**** Material provided

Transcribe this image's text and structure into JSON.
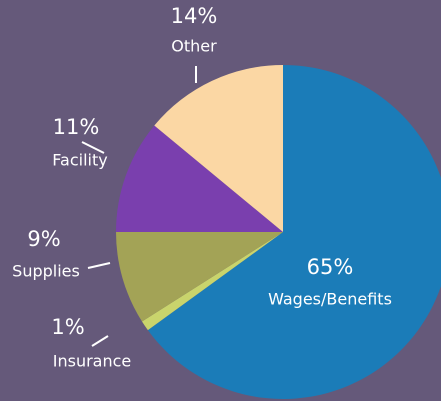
{
  "chart_data": {
    "type": "pie",
    "categories": [
      "Wages/Benefits",
      "Insurance",
      "Supplies",
      "Facility",
      "Other"
    ],
    "values": [
      65,
      1,
      9,
      11,
      14
    ],
    "value_labels": [
      "65%",
      "1%",
      "9%",
      "11%",
      "14%"
    ],
    "colors": [
      "#1b7cb8",
      "#c9d46c",
      "#a3a356",
      "#7a3fae",
      "#fbd7a4"
    ]
  }
}
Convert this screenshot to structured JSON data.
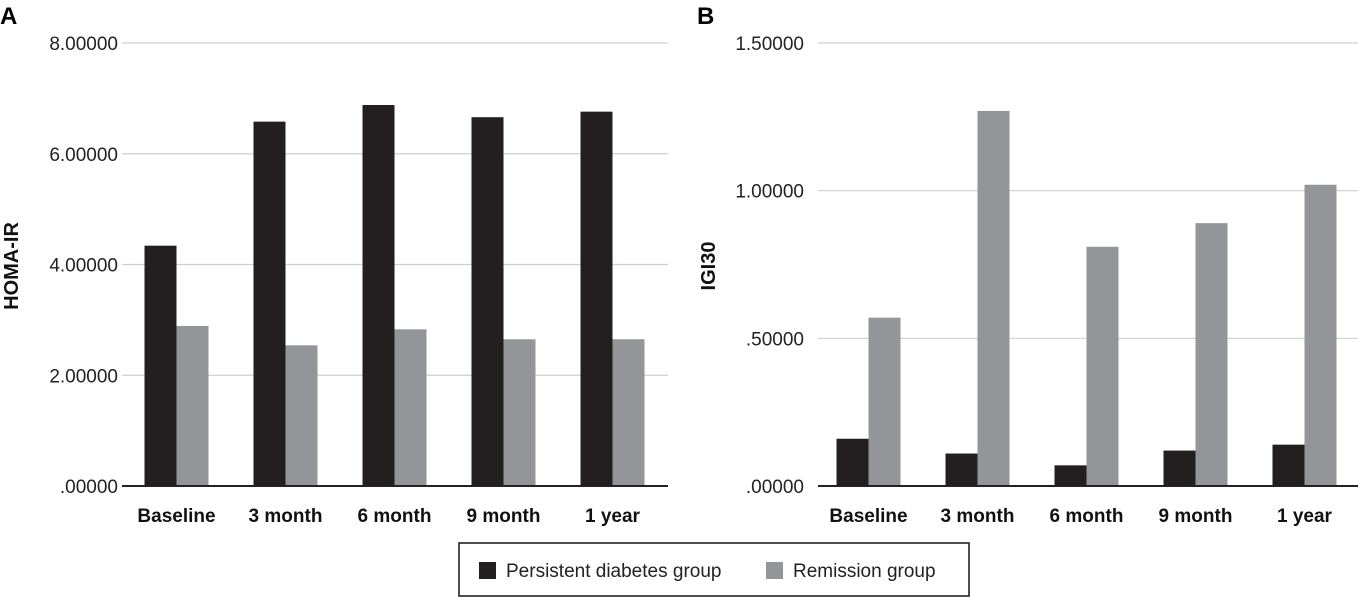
{
  "colors": {
    "persistent": "#231f20",
    "remission": "#939598",
    "grid": "#cfcfcf",
    "axis": "#222222"
  },
  "legend": {
    "items": [
      {
        "label": "Persistent diabetes group",
        "color": "#231f20"
      },
      {
        "label": "Remission group",
        "color": "#939598"
      }
    ]
  },
  "chart_data": [
    {
      "panel": "A",
      "type": "bar",
      "title": "",
      "xlabel": "",
      "ylabel": "HOMA-IR",
      "ylim": [
        0,
        8
      ],
      "yticks": [
        0,
        2,
        4,
        6,
        8
      ],
      "ytick_labels": [
        ".00000",
        "2.00000",
        "4.00000",
        "6.00000",
        "8.00000"
      ],
      "grid": true,
      "categories": [
        "Baseline",
        "3 month",
        "6 month",
        "9 month",
        "1 year"
      ],
      "series": [
        {
          "name": "Persistent diabetes group",
          "values": [
            4.34,
            6.58,
            6.88,
            6.66,
            6.76
          ]
        },
        {
          "name": "Remission group",
          "values": [
            2.89,
            2.54,
            2.83,
            2.65,
            2.65
          ]
        }
      ]
    },
    {
      "panel": "B",
      "type": "bar",
      "title": "",
      "xlabel": "",
      "ylabel": "IGI30",
      "ylim": [
        0,
        1.5
      ],
      "yticks": [
        0,
        0.5,
        1.0,
        1.5
      ],
      "ytick_labels": [
        ".00000",
        ".50000",
        "1.00000",
        "1.50000"
      ],
      "grid": true,
      "categories": [
        "Baseline",
        "3 month",
        "6 month",
        "9 month",
        "1 year"
      ],
      "series": [
        {
          "name": "Persistent diabetes group",
          "values": [
            0.16,
            0.11,
            0.07,
            0.12,
            0.14
          ]
        },
        {
          "name": "Remission group",
          "values": [
            0.57,
            1.27,
            0.81,
            0.89,
            1.02
          ]
        }
      ]
    }
  ]
}
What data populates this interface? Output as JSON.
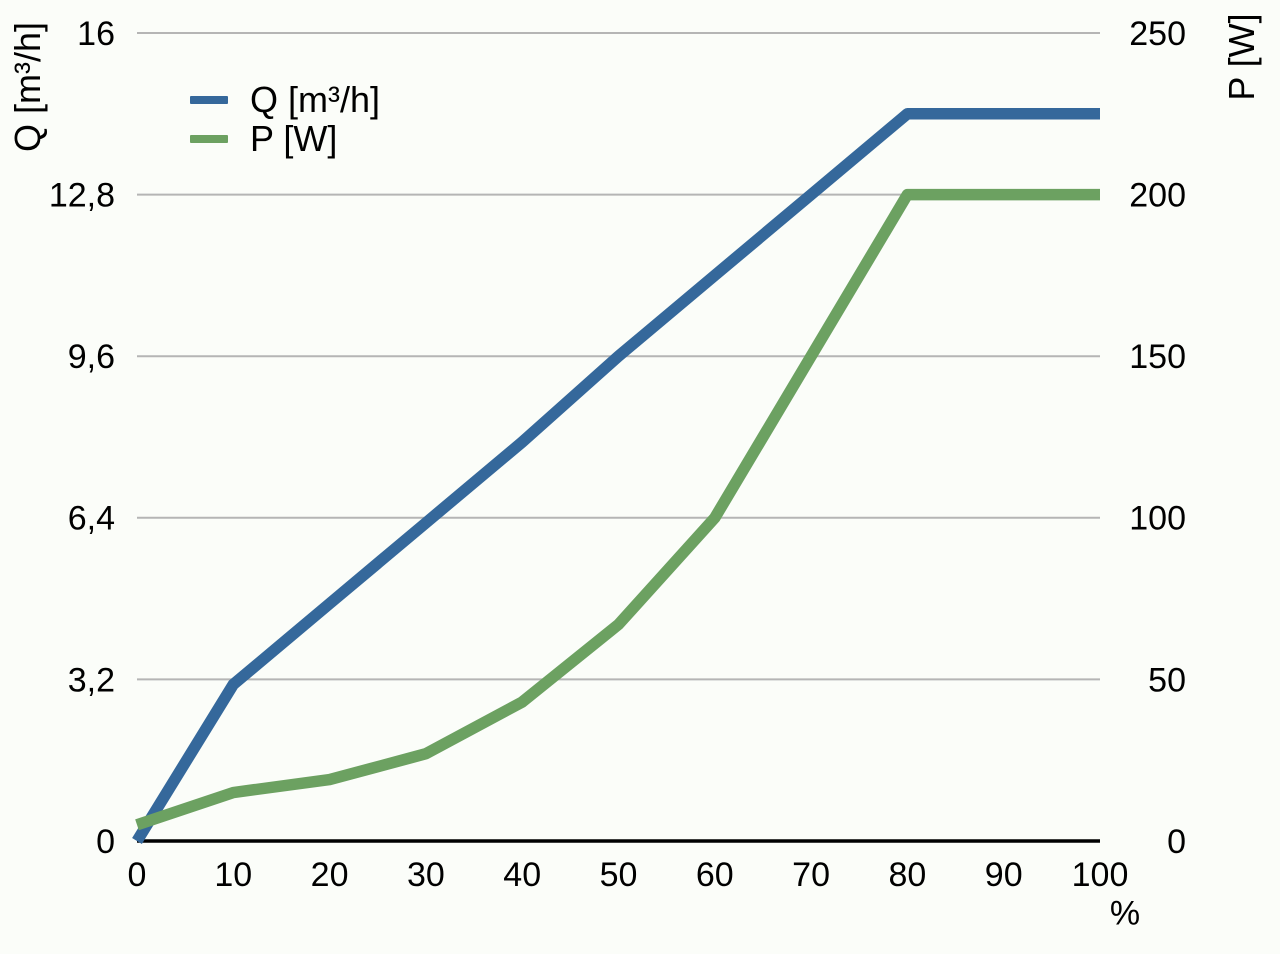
{
  "chart_data": {
    "type": "line",
    "title": "",
    "xlabel": "%",
    "xlim": [
      0,
      100
    ],
    "x": [
      0,
      10,
      20,
      30,
      40,
      50,
      60,
      70,
      80,
      90,
      100
    ],
    "x_tick_labels": [
      "0",
      "10",
      "20",
      "30",
      "40",
      "50",
      "60",
      "70",
      "80",
      "90",
      "100"
    ],
    "left_axis": {
      "label": "Q [m³/h]",
      "lim": [
        0,
        16
      ],
      "ticks": [
        16,
        12.8,
        9.6,
        6.4,
        3.2,
        0
      ],
      "tick_labels": [
        "16",
        "12,8",
        "9,6",
        "6,4",
        "3,2",
        "0"
      ]
    },
    "right_axis": {
      "label": "P [W]",
      "lim": [
        0,
        250
      ],
      "ticks": [
        250,
        200,
        150,
        100,
        50,
        0
      ],
      "tick_labels": [
        "250",
        "200",
        "150",
        "100",
        "50",
        "0"
      ]
    },
    "series": [
      {
        "name": "Q [m³/h]",
        "axis": "left",
        "color": "#35689B",
        "values": [
          0,
          3.1,
          4.7,
          6.3,
          7.9,
          9.6,
          11.2,
          12.8,
          14.4,
          14.4,
          14.4
        ]
      },
      {
        "name": "P [W]",
        "axis": "right",
        "color": "#6CA161",
        "values": [
          5,
          15,
          19,
          27,
          43,
          67,
          100,
          150,
          200,
          200,
          200
        ]
      }
    ],
    "grid": "horizontal",
    "legend_position": "top-left-inside",
    "colors": {
      "background": "#FBFDF9",
      "gridline": "#B5B5B5",
      "axis_line": "#000000",
      "text": "#000000"
    }
  }
}
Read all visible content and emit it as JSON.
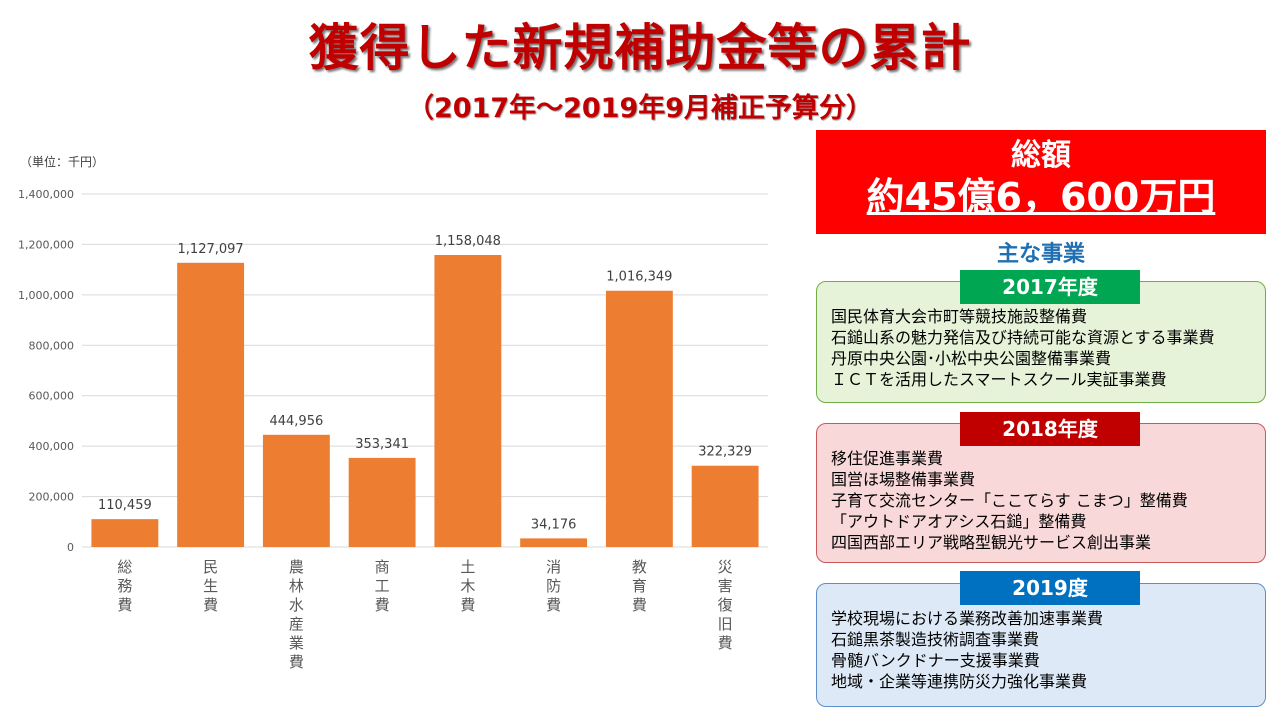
{
  "header": {
    "title": "獲得した新規補助金等の累計",
    "subtitle": "（2017年～2019年9月補正予算分）"
  },
  "chart_data": {
    "type": "bar",
    "unit_label": "（単位：千円）",
    "categories": [
      "総務費",
      "民生費",
      "農林水産業費",
      "商工費",
      "土木費",
      "消防費",
      "教育費",
      "災害復旧費"
    ],
    "values": [
      110459,
      1127097,
      444956,
      353341,
      1158048,
      34176,
      1016349,
      322329
    ],
    "value_labels": [
      "110,459",
      "1,127,097",
      "444,956",
      "353,341",
      "1,158,048",
      "34,176",
      "1,016,349",
      "322,329"
    ],
    "ylim": [
      0,
      1400000
    ],
    "yticks": [
      0,
      200000,
      400000,
      600000,
      800000,
      1000000,
      1200000,
      1400000
    ],
    "ytick_labels": [
      "0",
      "200,000",
      "400,000",
      "600,000",
      "800,000",
      "1,000,000",
      "1,200,000",
      "1,400,000"
    ],
    "bar_color": "#ed7d31",
    "grid": true,
    "legend": "none"
  },
  "summary": {
    "total_label": "総額",
    "total_value": "約45億6，600万円",
    "main_projects_heading": "主な事業"
  },
  "years": [
    {
      "label": "2017年度",
      "color": "#00a651",
      "items": [
        "国民体育大会市町等競技施設整備費",
        "石鎚山系の魅力発信及び持続可能な資源とする事業費",
        "丹原中央公園･小松中央公園整備事業費",
        "ＩＣＴを活用したスマートスクール実証事業費"
      ]
    },
    {
      "label": "2018年度",
      "color": "#c00000",
      "items": [
        "移住促進事業費",
        "国営ほ場整備事業費",
        "子育て交流センター「ここてらす こまつ」整備費",
        "「アウトドアオアシス石鎚」整備費",
        "四国西部エリア戦略型観光サービス創出事業"
      ]
    },
    {
      "label": "2019度",
      "color": "#0070c0",
      "items": [
        "学校現場における業務改善加速事業費",
        "石鎚黒茶製造技術調査事業費",
        "骨髄バンクドナー支援事業費",
        "地域・企業等連携防災力強化事業費"
      ]
    }
  ]
}
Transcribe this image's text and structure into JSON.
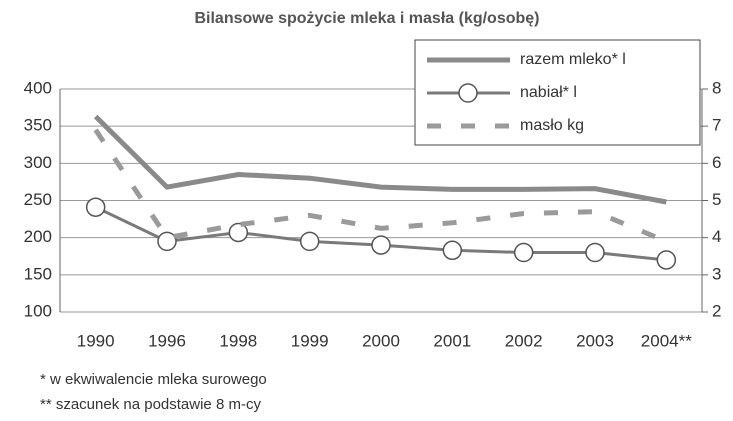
{
  "chart_data": {
    "type": "line",
    "title": "Bilansowe spożycie mleka i masła (kg/osobę)",
    "categories": [
      "1990",
      "1996",
      "1998",
      "1999",
      "2000",
      "2001",
      "2002",
      "2003",
      "2004**"
    ],
    "series": [
      {
        "name": "razem mleko* l",
        "color": "#8a8a8a",
        "values": [
          363,
          268,
          285,
          280,
          268,
          265,
          265,
          266,
          248
        ]
      },
      {
        "name": "nabiał* l",
        "color": "#7a7a7a",
        "values": [
          241,
          195,
          207,
          195,
          190,
          183,
          180,
          180,
          170
        ]
      },
      {
        "name": "masło kg",
        "color": "#9a9a9a",
        "axis": "y2",
        "values": [
          6.9,
          4.0,
          4.35,
          4.6,
          4.25,
          4.4,
          4.65,
          4.7,
          3.9
        ]
      }
    ],
    "ylim": [
      100,
      400
    ],
    "yticks": [
      100,
      150,
      200,
      250,
      300,
      350,
      400
    ],
    "y2lim": [
      2,
      8
    ],
    "y2ticks": [
      2,
      3,
      4,
      5,
      6,
      7,
      8
    ],
    "grid": true,
    "legend": "top-right",
    "notes": [
      "* w ekwiwalencie mleka surowego",
      "** szacunek na podstawie 8 m-cy"
    ]
  }
}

********

> [Written task]
What is needed is an exact reproduction of the data, pictures excluded.

> [Task response]
Transcribe this image's text and structure into JSON.
{
  "chart_data": {
    "type": "pie",
    "categories": [
      "Wages/Benefits",
      "Insurance",
      "Supplies",
      "Facility",
      "Other"
    ],
    "values": [
      65,
      1,
      9,
      11,
      14
    ],
    "value_labels": [
      "65%",
      "1%",
      "9%",
      "11%",
      "14%"
    ],
    "colors": [
      "#1b7cb8",
      "#c9d46c",
      "#a3a356",
      "#7a3fae",
      "#fbd7a4"
    ]
  }
}
Convert this screenshot to structured JSON data.
{
  "colors": {
    "persistent": "#231f20",
    "remission": "#939598",
    "grid": "#cfcfcf",
    "axis": "#222222"
  },
  "legend": {
    "items": [
      {
        "label": "Persistent diabetes group",
        "color": "#231f20"
      },
      {
        "label": "Remission group",
        "color": "#939598"
      }
    ]
  },
  "chart_data": [
    {
      "panel": "A",
      "type": "bar",
      "title": "",
      "xlabel": "",
      "ylabel": "HOMA-IR",
      "ylim": [
        0,
        8
      ],
      "yticks": [
        0,
        2,
        4,
        6,
        8
      ],
      "ytick_labels": [
        ".00000",
        "2.00000",
        "4.00000",
        "6.00000",
        "8.00000"
      ],
      "grid": true,
      "categories": [
        "Baseline",
        "3 month",
        "6 month",
        "9 month",
        "1 year"
      ],
      "series": [
        {
          "name": "Persistent diabetes group",
          "values": [
            4.34,
            6.58,
            6.88,
            6.66,
            6.76
          ]
        },
        {
          "name": "Remission group",
          "values": [
            2.89,
            2.54,
            2.83,
            2.65,
            2.65
          ]
        }
      ]
    },
    {
      "panel": "B",
      "type": "bar",
      "title": "",
      "xlabel": "",
      "ylabel": "IGI30",
      "ylim": [
        0,
        1.5
      ],
      "yticks": [
        0,
        0.5,
        1.0,
        1.5
      ],
      "ytick_labels": [
        ".00000",
        ".50000",
        "1.00000",
        "1.50000"
      ],
      "grid": true,
      "categories": [
        "Baseline",
        "3 month",
        "6 month",
        "9 month",
        "1 year"
      ],
      "series": [
        {
          "name": "Persistent diabetes group",
          "values": [
            0.16,
            0.11,
            0.07,
            0.12,
            0.14
          ]
        },
        {
          "name": "Remission group",
          "values": [
            0.57,
            1.27,
            0.81,
            0.89,
            1.02
          ]
        }
      ]
    }
  ]
}
What data populates this interface? Output as JSON.
{
  "chart_data": {
    "type": "line",
    "title": "",
    "xlabel": "%",
    "xlim": [
      0,
      100
    ],
    "x": [
      0,
      10,
      20,
      30,
      40,
      50,
      60,
      70,
      80,
      90,
      100
    ],
    "x_tick_labels": [
      "0",
      "10",
      "20",
      "30",
      "40",
      "50",
      "60",
      "70",
      "80",
      "90",
      "100"
    ],
    "left_axis": {
      "label": "Q [m³/h]",
      "lim": [
        0,
        16
      ],
      "ticks": [
        16,
        12.8,
        9.6,
        6.4,
        3.2,
        0
      ],
      "tick_labels": [
        "16",
        "12,8",
        "9,6",
        "6,4",
        "3,2",
        "0"
      ]
    },
    "right_axis": {
      "label": "P [W]",
      "lim": [
        0,
        250
      ],
      "ticks": [
        250,
        200,
        150,
        100,
        50,
        0
      ],
      "tick_labels": [
        "250",
        "200",
        "150",
        "100",
        "50",
        "0"
      ]
    },
    "series": [
      {
        "name": "Q [m³/h]",
        "axis": "left",
        "color": "#35689B",
        "values": [
          0,
          3.1,
          4.7,
          6.3,
          7.9,
          9.6,
          11.2,
          12.8,
          14.4,
          14.4,
          14.4
        ]
      },
      {
        "name": "P [W]",
        "axis": "right",
        "color": "#6CA161",
        "values": [
          5,
          15,
          19,
          27,
          43,
          67,
          100,
          150,
          200,
          200,
          200
        ]
      }
    ],
    "grid": "horizontal",
    "legend_position": "top-left-inside",
    "colors": {
      "background": "#FBFDF9",
      "gridline": "#B5B5B5",
      "axis_line": "#000000",
      "text": "#000000"
    }
  }
}
Read all visible content and emit it as JSON.
{
  "header": {
    "title": "獲得した新規補助金等の累計",
    "subtitle": "（2017年～2019年9月補正予算分）"
  },
  "chart_data": {
    "type": "bar",
    "unit_label": "（単位：千円）",
    "categories": [
      "総務費",
      "民生費",
      "農林水産業費",
      "商工費",
      "土木費",
      "消防費",
      "教育費",
      "災害復旧費"
    ],
    "values": [
      110459,
      1127097,
      444956,
      353341,
      1158048,
      34176,
      1016349,
      322329
    ],
    "value_labels": [
      "110,459",
      "1,127,097",
      "444,956",
      "353,341",
      "1,158,048",
      "34,176",
      "1,016,349",
      "322,329"
    ],
    "ylim": [
      0,
      1400000
    ],
    "yticks": [
      0,
      200000,
      400000,
      600000,
      800000,
      1000000,
      1200000,
      1400000
    ],
    "ytick_labels": [
      "0",
      "200,000",
      "400,000",
      "600,000",
      "800,000",
      "1,000,000",
      "1,200,000",
      "1,400,000"
    ],
    "bar_color": "#ed7d31",
    "grid": true,
    "legend": "none"
  },
  "summary": {
    "total_label": "総額",
    "total_value": "約45億6，600万円",
    "main_projects_heading": "主な事業"
  },
  "years": [
    {
      "label": "2017年度",
      "color": "#00a651",
      "items": [
        "国民体育大会市町等競技施設整備費",
        "石鎚山系の魅力発信及び持続可能な資源とする事業費",
        "丹原中央公園･小松中央公園整備事業費",
        "ＩＣＴを活用したスマートスクール実証事業費"
      ]
    },
    {
      "label": "2018年度",
      "color": "#c00000",
      "items": [
        "移住促進事業費",
        "国営ほ場整備事業費",
        "子育て交流センター「ここてらす こまつ」整備費",
        "「アウトドアオアシス石鎚」整備費",
        "四国西部エリア戦略型観光サービス創出事業"
      ]
    },
    {
      "label": "2019度",
      "color": "#0070c0",
      "items": [
        "学校現場における業務改善加速事業費",
        "石鎚黒茶製造技術調査事業費",
        "骨髄バンクドナー支援事業費",
        "地域・企業等連携防災力強化事業費"
      ]
    }
  ]
}
Transcribe this image's text and structure into JSON.
{
  "chart_data": {
    "type": "line",
    "title": "Bilansowe spożycie mleka i masła (kg/osobę)",
    "categories": [
      "1990",
      "1996",
      "1998",
      "1999",
      "2000",
      "2001",
      "2002",
      "2003",
      "2004**"
    ],
    "series": [
      {
        "name": "razem mleko* l",
        "color": "#8a8a8a",
        "values": [
          363,
          268,
          285,
          280,
          268,
          265,
          265,
          266,
          248
        ]
      },
      {
        "name": "nabiał* l",
        "color": "#7a7a7a",
        "values": [
          241,
          195,
          207,
          195,
          190,
          183,
          180,
          180,
          170
        ]
      },
      {
        "name": "masło kg",
        "color": "#9a9a9a",
        "axis": "y2",
        "values": [
          6.9,
          4.0,
          4.35,
          4.6,
          4.25,
          4.4,
          4.65,
          4.7,
          3.9
        ]
      }
    ],
    "ylim": [
      100,
      400
    ],
    "yticks": [
      100,
      150,
      200,
      250,
      300,
      350,
      400
    ],
    "y2lim": [
      2,
      8
    ],
    "y2ticks": [
      2,
      3,
      4,
      5,
      6,
      7,
      8
    ],
    "grid": true,
    "legend": "top-right",
    "notes": [
      "* w ekwiwalencie mleka surowego",
      "** szacunek na podstawie 8 m-cy"
    ]
  }
}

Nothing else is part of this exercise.